— Start of Provided material —

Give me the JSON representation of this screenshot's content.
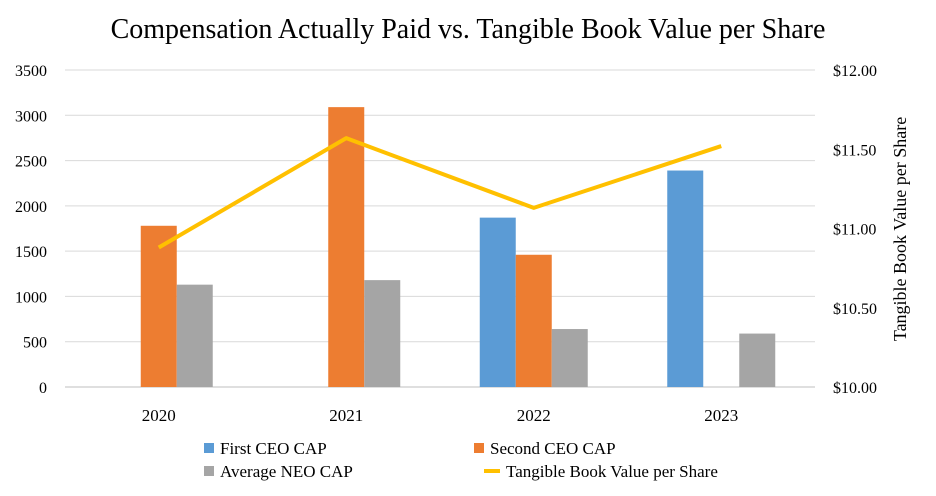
{
  "chart_data": {
    "type": "bar",
    "title": "Compensation Actually Paid vs. Tangible Book Value per Share",
    "categories": [
      "2020",
      "2021",
      "2022",
      "2023"
    ],
    "xlabel": "",
    "ylabel": "",
    "ylim": [
      0,
      3500
    ],
    "y_ticks": [
      0,
      500,
      1000,
      1500,
      2000,
      2500,
      3000,
      3500
    ],
    "y_tick_labels": [
      "0",
      "500",
      "1000",
      "1500",
      "2000",
      "2500",
      "3000",
      "3500"
    ],
    "y2label": "Tangible Book Value per Share",
    "y2lim": [
      10.0,
      12.0
    ],
    "y2_ticks": [
      10.0,
      10.5,
      11.0,
      11.5,
      12.0
    ],
    "y2_tick_labels": [
      "$10.00",
      "$10.50",
      "$11.00",
      "$11.50",
      "$12.00"
    ],
    "grid": true,
    "legend_position": "bottom",
    "series": [
      {
        "name": "First CEO CAP",
        "type": "bar",
        "axis": "left",
        "color": "#5b9bd5",
        "values": [
          null,
          null,
          1870,
          2390
        ]
      },
      {
        "name": "Second CEO CAP",
        "type": "bar",
        "axis": "left",
        "color": "#ed7d31",
        "values": [
          1780,
          3090,
          1460,
          null
        ]
      },
      {
        "name": "Average NEO CAP",
        "type": "bar",
        "axis": "left",
        "color": "#a5a5a5",
        "values": [
          1130,
          1180,
          640,
          590
        ]
      },
      {
        "name": "Tangible Book Value per Share",
        "type": "line",
        "axis": "right",
        "color": "#ffc000",
        "values": [
          10.88,
          11.57,
          11.13,
          11.52
        ]
      }
    ]
  }
}
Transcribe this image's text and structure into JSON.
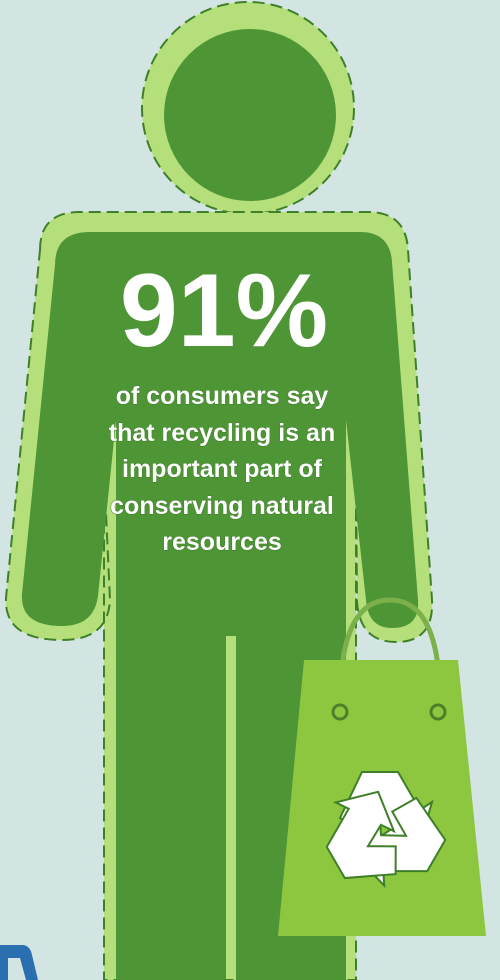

— End of Provided material —

--- Task details ---
Copy whichever lines in the listing above contain the word "color".

--- Result of this task ---
        "color": "#5b9bd5",
        "color": "#ed7d31",
        "color": "#a5a5a5",
        "color": "#ffc000",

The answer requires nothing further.